• [Task description] Gather all lines with "TradingView" from the records.

• [Material provided]
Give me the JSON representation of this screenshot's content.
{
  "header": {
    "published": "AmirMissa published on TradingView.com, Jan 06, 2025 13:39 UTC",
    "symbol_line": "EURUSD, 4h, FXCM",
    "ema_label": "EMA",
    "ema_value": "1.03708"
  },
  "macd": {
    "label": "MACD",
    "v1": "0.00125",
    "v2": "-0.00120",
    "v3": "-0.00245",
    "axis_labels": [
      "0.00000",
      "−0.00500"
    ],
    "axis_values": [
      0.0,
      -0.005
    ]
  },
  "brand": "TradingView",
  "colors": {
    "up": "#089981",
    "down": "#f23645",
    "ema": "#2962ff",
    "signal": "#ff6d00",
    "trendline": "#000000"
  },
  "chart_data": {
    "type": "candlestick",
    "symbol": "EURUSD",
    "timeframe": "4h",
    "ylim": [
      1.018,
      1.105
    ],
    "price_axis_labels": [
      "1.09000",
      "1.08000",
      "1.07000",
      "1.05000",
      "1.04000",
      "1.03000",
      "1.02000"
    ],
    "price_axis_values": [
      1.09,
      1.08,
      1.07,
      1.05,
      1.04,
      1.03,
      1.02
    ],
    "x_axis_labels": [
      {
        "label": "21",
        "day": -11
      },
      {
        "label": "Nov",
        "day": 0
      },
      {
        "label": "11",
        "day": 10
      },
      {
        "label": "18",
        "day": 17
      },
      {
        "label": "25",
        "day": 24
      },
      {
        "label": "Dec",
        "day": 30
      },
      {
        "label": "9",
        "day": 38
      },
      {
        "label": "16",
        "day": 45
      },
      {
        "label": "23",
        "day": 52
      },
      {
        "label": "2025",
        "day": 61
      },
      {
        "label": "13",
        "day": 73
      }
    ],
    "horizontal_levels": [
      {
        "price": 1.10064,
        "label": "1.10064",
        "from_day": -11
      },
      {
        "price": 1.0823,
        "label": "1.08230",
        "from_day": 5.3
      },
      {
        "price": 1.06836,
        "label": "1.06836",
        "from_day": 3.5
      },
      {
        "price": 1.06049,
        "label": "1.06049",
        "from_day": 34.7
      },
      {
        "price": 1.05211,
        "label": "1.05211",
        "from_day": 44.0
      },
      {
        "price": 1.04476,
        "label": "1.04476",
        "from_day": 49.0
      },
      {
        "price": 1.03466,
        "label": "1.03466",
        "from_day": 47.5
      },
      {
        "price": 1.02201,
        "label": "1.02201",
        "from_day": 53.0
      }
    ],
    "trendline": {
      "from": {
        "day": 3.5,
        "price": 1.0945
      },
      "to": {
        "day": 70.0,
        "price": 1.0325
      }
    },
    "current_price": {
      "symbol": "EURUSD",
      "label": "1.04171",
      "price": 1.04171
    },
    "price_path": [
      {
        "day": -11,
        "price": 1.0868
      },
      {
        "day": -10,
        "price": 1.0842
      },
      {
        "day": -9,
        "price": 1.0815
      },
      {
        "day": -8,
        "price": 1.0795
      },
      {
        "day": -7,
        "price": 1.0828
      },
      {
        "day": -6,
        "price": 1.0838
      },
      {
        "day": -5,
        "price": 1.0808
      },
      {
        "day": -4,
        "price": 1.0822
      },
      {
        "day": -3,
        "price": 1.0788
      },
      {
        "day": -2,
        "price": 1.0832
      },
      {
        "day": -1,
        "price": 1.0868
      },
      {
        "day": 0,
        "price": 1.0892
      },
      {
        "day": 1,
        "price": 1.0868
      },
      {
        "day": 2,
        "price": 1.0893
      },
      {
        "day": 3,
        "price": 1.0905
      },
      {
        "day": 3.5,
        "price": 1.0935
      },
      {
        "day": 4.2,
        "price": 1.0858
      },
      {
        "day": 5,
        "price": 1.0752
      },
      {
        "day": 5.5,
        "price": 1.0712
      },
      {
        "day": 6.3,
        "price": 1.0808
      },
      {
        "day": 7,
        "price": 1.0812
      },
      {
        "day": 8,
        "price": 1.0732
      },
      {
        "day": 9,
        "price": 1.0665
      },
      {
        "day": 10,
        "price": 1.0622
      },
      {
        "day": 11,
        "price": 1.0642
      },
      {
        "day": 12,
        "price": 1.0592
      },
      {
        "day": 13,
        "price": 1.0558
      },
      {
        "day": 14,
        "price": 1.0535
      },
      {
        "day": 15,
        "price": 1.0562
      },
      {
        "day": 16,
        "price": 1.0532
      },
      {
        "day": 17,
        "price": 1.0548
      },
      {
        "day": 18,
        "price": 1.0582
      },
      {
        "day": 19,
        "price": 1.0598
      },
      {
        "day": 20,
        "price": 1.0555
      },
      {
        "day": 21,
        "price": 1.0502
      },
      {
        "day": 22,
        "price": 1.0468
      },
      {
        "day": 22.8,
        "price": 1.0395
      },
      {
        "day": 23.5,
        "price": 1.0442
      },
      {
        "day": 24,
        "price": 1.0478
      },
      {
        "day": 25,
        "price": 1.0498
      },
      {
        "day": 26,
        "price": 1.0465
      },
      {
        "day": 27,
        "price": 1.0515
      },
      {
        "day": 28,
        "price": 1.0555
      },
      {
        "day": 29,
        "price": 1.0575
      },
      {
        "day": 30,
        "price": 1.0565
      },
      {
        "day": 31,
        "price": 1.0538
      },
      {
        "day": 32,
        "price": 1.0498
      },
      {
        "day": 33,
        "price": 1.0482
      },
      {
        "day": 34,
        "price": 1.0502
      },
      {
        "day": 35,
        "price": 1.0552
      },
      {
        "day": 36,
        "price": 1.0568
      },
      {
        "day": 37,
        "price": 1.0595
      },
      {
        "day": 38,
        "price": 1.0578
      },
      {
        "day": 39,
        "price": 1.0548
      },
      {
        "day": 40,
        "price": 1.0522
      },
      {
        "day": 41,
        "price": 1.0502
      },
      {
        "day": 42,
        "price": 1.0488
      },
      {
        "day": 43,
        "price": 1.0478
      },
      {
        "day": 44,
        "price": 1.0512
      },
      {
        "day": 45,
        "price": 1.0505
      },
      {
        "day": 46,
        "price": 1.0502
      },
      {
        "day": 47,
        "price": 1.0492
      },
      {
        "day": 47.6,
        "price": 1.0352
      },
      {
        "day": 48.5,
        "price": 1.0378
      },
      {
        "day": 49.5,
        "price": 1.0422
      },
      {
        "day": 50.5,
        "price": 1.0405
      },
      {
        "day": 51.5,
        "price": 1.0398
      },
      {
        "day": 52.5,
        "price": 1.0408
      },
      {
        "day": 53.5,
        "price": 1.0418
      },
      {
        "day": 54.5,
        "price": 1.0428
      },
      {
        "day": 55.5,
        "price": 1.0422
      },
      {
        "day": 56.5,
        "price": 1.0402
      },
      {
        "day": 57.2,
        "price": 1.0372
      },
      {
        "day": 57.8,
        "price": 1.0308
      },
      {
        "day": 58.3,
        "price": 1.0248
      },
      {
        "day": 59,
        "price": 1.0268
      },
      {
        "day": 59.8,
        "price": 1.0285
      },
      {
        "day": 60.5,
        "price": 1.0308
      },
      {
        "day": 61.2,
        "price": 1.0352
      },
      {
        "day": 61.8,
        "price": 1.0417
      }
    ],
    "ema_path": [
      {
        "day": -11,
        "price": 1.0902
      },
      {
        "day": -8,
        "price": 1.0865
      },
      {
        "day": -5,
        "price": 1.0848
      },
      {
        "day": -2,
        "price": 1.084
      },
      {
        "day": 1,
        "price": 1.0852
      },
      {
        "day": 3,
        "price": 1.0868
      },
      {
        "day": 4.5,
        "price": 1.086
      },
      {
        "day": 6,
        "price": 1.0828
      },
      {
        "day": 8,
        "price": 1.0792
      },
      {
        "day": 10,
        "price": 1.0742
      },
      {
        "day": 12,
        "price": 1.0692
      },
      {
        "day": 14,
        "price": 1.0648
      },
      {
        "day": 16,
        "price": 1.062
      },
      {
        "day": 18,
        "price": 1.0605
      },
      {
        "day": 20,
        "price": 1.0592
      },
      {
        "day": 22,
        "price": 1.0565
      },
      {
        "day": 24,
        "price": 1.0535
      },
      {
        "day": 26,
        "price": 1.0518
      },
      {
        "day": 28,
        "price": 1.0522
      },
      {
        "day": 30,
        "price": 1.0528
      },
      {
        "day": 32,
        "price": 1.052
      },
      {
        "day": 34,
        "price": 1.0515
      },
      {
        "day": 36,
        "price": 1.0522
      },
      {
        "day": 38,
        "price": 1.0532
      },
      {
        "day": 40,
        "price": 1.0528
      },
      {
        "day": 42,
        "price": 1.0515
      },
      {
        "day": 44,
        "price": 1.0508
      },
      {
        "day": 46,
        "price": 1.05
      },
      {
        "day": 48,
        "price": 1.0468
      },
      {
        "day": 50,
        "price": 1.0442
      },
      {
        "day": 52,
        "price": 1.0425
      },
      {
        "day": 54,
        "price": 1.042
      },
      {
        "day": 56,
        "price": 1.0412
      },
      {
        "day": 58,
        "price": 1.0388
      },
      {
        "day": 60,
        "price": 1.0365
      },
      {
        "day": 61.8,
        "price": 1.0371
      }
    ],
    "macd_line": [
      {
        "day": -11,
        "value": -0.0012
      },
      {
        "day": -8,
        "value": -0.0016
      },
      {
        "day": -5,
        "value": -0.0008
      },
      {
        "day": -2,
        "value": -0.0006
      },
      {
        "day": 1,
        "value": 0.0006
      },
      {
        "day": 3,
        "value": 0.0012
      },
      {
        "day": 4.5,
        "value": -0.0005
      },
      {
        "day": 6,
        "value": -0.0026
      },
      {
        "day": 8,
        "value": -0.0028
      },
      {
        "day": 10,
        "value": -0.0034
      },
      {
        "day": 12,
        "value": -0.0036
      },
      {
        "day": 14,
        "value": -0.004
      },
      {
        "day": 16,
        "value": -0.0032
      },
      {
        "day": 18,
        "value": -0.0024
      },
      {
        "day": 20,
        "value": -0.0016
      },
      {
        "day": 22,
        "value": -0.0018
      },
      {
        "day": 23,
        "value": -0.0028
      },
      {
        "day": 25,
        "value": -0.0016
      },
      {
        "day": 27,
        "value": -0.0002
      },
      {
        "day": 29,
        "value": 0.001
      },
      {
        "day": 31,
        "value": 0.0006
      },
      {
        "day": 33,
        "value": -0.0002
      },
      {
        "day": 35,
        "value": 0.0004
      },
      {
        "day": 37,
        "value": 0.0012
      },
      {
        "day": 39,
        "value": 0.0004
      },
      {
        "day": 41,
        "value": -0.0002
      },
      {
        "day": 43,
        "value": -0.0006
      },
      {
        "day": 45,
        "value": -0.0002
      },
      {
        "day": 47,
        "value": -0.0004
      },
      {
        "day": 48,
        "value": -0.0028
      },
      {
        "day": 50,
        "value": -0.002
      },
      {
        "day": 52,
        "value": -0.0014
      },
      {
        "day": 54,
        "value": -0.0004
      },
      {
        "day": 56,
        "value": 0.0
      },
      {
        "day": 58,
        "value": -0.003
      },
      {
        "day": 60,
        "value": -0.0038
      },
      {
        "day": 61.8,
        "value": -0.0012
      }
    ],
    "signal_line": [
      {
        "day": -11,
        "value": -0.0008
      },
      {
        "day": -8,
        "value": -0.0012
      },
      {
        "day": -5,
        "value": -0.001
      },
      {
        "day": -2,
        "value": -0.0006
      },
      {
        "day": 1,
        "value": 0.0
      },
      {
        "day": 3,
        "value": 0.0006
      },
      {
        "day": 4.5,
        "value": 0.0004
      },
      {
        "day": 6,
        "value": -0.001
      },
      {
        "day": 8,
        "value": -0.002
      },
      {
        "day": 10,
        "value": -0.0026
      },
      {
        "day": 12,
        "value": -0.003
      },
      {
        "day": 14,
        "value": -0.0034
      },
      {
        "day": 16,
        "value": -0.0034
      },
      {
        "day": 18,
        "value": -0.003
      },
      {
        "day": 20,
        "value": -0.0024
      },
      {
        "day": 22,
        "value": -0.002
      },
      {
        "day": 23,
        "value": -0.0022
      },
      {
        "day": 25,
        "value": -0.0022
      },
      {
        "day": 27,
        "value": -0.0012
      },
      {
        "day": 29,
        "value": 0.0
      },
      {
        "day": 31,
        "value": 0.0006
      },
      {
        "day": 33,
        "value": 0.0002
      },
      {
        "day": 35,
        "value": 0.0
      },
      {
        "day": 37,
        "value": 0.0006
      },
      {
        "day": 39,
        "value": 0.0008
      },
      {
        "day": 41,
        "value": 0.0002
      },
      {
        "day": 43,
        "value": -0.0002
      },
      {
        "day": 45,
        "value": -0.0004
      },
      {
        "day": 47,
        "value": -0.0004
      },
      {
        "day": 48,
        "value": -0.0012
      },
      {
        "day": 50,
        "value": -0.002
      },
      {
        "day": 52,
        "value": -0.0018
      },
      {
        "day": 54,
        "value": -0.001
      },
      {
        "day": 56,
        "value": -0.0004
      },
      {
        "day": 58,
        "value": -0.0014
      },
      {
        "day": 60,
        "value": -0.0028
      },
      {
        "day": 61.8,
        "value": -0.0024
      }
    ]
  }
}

• [Exercise output]
    "published": "AmirMissa published on TradingView.com, Jan 06, 2025 13:39 UTC",
  "brand": "TradingView",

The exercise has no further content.